Stored dataset items:
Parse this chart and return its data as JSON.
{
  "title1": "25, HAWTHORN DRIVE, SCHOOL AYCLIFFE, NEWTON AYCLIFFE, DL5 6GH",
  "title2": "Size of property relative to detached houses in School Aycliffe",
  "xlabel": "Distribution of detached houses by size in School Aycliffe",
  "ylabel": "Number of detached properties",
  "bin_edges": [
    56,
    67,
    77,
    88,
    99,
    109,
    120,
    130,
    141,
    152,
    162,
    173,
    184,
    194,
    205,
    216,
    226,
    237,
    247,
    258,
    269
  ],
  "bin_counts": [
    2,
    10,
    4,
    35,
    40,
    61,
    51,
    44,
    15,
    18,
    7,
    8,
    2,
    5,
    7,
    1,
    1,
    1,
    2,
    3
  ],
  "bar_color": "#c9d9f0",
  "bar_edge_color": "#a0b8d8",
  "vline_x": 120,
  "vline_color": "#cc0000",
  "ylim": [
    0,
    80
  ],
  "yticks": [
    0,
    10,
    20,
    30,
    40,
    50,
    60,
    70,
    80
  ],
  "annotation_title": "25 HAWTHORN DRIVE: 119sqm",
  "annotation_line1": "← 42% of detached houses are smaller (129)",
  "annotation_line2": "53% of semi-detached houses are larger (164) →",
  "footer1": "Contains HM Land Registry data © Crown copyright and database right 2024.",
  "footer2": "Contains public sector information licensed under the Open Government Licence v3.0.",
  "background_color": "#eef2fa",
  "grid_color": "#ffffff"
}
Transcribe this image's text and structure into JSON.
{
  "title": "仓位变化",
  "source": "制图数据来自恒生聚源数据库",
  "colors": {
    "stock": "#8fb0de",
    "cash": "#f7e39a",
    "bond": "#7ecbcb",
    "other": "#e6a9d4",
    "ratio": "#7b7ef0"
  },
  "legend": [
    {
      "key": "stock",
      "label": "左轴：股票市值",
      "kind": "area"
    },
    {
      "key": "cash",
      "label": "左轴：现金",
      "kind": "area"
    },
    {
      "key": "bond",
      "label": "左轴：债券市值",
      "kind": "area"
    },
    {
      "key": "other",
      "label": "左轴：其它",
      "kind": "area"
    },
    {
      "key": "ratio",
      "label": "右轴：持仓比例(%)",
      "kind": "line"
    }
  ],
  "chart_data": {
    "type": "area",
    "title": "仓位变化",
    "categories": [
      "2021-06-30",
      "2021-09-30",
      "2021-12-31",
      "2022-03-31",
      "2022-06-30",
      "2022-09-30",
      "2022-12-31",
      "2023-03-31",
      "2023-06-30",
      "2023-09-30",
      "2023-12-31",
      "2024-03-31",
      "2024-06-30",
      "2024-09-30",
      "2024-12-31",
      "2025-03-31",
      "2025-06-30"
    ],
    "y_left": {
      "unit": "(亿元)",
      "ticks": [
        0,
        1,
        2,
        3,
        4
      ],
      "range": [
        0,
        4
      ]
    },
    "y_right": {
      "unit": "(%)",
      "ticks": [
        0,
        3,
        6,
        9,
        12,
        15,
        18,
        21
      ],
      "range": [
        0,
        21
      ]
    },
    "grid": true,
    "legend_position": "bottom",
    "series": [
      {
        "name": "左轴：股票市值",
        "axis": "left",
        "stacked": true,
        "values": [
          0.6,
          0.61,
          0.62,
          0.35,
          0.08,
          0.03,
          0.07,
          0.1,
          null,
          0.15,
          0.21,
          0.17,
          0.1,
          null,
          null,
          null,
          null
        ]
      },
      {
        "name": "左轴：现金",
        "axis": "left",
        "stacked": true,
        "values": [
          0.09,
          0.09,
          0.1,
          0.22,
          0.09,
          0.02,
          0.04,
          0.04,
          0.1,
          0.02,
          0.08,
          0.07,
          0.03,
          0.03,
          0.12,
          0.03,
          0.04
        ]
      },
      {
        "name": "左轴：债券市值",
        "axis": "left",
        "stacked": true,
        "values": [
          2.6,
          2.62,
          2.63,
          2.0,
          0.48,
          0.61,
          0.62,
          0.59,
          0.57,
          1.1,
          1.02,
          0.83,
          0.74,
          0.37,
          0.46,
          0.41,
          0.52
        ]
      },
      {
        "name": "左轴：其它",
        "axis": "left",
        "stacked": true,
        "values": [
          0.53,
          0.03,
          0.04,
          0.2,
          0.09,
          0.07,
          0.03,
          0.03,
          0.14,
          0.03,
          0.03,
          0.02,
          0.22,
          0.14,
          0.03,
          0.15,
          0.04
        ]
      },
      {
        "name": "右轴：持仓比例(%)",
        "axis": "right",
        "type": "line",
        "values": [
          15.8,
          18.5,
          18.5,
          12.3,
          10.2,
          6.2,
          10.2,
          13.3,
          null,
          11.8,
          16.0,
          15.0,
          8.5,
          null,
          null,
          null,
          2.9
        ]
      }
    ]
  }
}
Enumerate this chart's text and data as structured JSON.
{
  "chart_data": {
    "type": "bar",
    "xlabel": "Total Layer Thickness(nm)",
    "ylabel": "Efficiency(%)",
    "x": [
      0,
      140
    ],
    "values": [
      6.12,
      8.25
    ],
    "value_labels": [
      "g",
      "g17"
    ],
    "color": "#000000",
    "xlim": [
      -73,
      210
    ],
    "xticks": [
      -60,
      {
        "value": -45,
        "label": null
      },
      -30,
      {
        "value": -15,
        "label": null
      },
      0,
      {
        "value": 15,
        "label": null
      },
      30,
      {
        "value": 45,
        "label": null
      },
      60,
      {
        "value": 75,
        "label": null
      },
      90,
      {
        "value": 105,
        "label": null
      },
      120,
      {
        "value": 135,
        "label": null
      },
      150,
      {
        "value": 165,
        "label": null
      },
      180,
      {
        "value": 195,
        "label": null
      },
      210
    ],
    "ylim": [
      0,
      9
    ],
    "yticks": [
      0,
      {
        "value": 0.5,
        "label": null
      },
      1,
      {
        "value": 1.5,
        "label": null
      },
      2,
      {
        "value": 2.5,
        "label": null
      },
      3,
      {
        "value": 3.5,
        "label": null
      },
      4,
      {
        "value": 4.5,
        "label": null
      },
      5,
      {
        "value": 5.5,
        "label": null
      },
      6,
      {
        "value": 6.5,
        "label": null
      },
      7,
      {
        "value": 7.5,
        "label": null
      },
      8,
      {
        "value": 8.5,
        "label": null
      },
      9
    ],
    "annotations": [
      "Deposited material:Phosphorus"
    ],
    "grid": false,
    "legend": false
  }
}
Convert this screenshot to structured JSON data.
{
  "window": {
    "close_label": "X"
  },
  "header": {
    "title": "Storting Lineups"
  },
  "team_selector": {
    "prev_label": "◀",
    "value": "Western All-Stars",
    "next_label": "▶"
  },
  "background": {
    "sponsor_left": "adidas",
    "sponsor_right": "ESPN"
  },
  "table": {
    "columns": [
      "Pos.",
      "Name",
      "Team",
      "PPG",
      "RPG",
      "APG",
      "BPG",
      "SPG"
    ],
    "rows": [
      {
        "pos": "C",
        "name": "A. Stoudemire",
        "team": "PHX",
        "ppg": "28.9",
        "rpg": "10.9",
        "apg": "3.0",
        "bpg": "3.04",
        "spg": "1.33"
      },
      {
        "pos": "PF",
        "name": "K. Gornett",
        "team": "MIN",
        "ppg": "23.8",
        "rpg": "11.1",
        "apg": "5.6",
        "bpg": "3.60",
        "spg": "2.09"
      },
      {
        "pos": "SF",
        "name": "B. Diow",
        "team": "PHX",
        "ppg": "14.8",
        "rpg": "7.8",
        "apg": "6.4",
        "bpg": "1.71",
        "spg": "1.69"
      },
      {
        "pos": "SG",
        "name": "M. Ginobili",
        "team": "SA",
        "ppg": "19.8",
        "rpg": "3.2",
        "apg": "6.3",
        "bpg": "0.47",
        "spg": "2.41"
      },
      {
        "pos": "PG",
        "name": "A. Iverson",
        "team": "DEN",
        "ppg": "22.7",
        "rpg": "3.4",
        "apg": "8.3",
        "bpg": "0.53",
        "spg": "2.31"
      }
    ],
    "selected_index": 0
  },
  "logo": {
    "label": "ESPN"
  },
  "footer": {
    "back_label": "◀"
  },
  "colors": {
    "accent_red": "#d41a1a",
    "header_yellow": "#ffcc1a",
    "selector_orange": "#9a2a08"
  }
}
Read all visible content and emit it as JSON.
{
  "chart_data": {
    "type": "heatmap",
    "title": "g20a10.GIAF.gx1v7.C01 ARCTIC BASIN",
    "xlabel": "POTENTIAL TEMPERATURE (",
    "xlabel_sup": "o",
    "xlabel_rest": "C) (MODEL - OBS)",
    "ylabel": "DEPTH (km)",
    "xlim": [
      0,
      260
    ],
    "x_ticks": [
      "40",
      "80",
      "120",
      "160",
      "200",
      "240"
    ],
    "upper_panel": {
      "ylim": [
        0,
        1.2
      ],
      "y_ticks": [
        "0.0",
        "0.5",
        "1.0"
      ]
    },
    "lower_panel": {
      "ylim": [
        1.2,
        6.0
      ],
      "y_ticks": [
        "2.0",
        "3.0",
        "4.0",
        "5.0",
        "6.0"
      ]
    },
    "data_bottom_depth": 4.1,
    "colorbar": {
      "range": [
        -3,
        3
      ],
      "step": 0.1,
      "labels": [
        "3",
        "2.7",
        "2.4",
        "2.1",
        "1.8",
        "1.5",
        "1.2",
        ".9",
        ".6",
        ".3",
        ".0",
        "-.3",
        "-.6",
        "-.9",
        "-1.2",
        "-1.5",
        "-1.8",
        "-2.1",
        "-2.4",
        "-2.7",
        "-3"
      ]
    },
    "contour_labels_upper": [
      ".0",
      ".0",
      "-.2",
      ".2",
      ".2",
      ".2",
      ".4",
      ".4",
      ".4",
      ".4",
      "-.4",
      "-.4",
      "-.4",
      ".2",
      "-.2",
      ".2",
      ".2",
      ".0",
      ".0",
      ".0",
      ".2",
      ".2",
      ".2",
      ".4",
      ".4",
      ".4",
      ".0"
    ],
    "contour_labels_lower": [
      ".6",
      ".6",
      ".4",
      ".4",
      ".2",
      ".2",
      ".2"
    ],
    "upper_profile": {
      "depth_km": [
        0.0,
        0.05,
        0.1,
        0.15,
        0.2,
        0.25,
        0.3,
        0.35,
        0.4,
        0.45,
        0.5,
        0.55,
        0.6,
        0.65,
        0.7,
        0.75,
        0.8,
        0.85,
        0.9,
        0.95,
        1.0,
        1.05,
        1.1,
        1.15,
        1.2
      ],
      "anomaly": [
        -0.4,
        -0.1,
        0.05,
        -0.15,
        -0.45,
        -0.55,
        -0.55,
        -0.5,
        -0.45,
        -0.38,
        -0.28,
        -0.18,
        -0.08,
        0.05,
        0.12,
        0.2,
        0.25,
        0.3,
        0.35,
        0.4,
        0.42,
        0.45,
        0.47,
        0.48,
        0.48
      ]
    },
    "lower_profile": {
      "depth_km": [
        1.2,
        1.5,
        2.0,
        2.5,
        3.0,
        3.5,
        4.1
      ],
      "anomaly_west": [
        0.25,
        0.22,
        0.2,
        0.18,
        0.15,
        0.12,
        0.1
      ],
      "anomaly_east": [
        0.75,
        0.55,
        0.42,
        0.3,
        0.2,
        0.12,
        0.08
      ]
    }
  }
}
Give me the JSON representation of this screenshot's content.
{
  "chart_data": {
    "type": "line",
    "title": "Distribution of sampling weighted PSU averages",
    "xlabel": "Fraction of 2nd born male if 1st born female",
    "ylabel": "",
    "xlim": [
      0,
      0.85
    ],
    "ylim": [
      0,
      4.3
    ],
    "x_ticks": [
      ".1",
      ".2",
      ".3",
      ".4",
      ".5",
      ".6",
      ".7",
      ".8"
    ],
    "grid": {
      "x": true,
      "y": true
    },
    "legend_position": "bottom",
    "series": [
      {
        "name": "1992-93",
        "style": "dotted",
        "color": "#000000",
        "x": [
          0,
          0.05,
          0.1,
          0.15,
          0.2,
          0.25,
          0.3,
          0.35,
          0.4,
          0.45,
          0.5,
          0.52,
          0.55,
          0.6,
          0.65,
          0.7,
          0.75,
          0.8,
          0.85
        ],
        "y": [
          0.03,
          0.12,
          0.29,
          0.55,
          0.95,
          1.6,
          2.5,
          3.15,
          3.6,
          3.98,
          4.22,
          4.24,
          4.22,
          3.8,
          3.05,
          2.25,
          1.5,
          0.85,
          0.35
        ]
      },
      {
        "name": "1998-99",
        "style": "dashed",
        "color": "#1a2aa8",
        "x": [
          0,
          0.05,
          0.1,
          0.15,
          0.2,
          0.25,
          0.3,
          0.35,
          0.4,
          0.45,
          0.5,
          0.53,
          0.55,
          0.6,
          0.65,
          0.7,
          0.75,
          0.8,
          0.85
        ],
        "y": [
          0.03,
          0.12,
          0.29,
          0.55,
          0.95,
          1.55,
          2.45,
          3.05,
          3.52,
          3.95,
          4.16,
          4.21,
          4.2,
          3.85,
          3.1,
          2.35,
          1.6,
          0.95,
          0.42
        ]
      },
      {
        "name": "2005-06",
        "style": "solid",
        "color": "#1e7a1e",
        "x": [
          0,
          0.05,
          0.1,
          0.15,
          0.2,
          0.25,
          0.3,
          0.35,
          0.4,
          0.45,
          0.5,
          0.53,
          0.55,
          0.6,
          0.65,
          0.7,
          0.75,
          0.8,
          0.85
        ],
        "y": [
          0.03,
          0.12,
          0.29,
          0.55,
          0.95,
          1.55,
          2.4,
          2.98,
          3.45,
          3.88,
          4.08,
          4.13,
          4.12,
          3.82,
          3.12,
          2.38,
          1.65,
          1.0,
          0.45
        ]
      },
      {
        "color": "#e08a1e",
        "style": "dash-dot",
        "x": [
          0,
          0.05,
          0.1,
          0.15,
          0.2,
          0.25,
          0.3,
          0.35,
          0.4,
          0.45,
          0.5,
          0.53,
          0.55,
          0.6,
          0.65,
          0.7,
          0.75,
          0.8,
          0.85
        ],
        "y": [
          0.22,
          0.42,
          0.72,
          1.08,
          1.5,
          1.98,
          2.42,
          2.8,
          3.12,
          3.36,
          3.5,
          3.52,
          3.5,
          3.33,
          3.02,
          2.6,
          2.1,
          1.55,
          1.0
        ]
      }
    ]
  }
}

What the task requires: Lines holding the word "detached" should be counted across the entries; state only how many there are.

Task response: 5